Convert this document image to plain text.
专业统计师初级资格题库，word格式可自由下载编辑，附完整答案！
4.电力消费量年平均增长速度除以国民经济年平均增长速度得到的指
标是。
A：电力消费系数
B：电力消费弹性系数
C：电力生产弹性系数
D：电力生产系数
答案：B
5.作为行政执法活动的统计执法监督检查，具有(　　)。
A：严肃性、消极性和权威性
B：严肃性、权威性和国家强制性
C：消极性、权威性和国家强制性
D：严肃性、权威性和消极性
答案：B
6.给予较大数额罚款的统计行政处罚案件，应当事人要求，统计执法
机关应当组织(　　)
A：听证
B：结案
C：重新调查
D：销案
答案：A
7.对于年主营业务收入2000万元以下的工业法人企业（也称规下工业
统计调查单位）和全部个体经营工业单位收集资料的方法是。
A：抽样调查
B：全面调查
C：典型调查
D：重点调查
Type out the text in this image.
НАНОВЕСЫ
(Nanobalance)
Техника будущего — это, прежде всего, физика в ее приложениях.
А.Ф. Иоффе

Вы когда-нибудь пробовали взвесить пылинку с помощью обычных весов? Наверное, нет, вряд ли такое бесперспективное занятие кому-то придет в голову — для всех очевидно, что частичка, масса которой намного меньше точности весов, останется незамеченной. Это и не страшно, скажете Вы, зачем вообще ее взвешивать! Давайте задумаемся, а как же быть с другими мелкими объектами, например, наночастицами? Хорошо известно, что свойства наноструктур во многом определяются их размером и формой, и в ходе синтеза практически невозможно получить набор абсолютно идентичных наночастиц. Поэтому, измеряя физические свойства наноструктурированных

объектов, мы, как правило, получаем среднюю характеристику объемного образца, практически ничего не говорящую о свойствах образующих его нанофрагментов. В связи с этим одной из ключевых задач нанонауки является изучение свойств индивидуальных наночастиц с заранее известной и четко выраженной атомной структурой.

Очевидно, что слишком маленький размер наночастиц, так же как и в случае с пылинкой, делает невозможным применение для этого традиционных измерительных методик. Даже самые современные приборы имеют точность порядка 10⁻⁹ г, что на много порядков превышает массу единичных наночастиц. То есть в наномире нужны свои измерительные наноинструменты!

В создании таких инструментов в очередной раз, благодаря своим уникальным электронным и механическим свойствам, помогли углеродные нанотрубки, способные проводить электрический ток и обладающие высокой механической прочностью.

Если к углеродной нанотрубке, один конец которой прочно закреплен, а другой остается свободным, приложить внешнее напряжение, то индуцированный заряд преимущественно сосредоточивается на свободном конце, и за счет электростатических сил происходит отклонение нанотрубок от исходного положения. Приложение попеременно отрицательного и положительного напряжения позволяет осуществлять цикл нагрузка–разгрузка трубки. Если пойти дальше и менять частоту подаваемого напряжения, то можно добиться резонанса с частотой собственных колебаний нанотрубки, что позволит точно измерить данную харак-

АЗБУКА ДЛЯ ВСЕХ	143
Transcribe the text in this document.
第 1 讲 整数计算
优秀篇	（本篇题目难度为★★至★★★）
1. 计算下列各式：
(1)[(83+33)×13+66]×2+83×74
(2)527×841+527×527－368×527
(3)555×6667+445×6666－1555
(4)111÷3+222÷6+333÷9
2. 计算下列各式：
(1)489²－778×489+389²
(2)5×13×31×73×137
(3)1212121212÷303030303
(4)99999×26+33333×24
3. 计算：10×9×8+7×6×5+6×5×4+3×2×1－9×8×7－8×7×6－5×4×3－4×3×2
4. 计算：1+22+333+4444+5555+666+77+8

________

- [Stated problem]:
Pick out every line holding the string "this" and return it.

- [Written answer]:
Convert this document image to plain text.
Type out the text in this image.
Transcribe the text in this document.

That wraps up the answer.